(Annotated region listings)
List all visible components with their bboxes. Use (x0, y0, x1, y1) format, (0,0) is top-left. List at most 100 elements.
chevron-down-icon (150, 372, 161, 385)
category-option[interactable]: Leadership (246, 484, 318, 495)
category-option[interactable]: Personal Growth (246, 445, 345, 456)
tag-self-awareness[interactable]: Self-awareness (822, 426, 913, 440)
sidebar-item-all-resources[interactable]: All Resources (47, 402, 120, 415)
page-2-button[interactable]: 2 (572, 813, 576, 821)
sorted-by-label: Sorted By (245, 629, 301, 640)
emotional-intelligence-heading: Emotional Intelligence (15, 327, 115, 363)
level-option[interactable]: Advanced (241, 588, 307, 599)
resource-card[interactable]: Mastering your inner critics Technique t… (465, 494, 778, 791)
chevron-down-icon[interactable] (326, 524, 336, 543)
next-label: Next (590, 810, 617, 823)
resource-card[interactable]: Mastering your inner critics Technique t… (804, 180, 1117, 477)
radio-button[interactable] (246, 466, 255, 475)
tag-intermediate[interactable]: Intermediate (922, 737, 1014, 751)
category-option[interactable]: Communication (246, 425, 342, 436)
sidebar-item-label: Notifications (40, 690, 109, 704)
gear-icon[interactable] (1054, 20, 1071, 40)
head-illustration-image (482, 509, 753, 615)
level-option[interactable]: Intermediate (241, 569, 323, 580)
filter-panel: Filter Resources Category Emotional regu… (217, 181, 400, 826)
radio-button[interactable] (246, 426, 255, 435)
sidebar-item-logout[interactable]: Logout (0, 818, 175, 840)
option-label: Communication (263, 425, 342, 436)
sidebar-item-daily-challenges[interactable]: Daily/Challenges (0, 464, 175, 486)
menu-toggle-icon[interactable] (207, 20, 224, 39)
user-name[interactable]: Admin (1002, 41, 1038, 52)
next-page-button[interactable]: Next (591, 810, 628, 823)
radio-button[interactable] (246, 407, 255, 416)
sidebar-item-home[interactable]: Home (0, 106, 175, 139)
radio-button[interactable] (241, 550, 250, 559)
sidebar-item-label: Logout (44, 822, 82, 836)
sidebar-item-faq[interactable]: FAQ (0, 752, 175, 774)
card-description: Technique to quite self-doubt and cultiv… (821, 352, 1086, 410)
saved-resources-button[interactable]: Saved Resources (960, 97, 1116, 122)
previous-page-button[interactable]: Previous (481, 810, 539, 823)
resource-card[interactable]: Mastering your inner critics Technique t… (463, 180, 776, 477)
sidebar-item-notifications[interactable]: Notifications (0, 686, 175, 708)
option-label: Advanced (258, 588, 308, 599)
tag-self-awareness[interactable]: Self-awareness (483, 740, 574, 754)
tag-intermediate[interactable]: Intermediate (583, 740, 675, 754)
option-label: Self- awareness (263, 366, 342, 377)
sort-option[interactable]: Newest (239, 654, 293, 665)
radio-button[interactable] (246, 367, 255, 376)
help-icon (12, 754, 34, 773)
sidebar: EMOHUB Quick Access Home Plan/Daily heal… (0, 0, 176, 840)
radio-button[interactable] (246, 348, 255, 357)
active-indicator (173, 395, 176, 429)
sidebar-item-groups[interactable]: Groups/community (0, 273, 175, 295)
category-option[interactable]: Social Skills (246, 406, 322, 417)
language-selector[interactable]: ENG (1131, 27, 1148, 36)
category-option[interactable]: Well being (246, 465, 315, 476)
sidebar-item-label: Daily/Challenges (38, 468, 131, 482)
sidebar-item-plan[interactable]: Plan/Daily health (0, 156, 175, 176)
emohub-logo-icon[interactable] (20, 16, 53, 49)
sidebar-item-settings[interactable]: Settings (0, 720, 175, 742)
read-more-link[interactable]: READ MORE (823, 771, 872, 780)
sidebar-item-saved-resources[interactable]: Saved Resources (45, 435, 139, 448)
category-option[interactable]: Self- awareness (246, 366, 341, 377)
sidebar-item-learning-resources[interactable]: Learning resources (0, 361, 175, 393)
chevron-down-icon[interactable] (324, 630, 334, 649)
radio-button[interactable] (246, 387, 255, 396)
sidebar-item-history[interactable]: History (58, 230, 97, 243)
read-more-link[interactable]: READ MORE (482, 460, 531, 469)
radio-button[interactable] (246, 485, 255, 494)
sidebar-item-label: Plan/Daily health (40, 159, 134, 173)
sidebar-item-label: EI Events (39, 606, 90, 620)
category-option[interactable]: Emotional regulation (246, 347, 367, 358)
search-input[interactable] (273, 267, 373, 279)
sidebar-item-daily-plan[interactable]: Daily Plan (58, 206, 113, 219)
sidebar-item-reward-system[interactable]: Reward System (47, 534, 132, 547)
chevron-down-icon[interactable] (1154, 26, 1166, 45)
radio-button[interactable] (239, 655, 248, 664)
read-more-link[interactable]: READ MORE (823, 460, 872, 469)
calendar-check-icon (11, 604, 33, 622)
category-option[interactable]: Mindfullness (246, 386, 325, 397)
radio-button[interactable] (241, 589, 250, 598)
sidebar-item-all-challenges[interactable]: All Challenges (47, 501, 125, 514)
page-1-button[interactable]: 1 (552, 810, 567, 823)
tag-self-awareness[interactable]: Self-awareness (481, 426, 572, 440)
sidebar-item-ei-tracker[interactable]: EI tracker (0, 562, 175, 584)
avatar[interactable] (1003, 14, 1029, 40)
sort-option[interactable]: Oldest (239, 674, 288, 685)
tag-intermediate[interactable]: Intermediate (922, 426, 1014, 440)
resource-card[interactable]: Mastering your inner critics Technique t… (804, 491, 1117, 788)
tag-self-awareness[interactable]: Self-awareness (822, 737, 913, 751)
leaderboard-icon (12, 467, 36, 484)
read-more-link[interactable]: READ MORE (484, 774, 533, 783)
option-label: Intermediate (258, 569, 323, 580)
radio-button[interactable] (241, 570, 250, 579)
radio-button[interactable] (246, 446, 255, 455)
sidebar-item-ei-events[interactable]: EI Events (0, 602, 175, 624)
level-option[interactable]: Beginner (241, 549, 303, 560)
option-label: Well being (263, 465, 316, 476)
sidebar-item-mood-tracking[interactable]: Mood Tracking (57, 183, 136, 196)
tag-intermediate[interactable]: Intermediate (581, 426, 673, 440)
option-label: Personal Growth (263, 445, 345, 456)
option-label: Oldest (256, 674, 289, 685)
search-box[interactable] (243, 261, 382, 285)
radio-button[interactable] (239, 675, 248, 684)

What to work on: Retype the rows verbatim, beginning with the first line and ending with the line that contains "level-option[interactable]: Advanced (241, 588, 307, 599)", including that line.

Finished exercise:
List all visible components with their bboxes. Use (x0, y0, x1, y1) format, (0,0) is top-left. List at most 100 elements.
chevron-down-icon (150, 372, 161, 385)
category-option[interactable]: Leadership (246, 484, 318, 495)
category-option[interactable]: Personal Growth (246, 445, 345, 456)
tag-self-awareness[interactable]: Self-awareness (822, 426, 913, 440)
sidebar-item-all-resources[interactable]: All Resources (47, 402, 120, 415)
page-2-button[interactable]: 2 (572, 813, 576, 821)
sorted-by-label: Sorted By (245, 629, 301, 640)
emotional-intelligence-heading: Emotional Intelligence (15, 327, 115, 363)
level-option[interactable]: Advanced (241, 588, 307, 599)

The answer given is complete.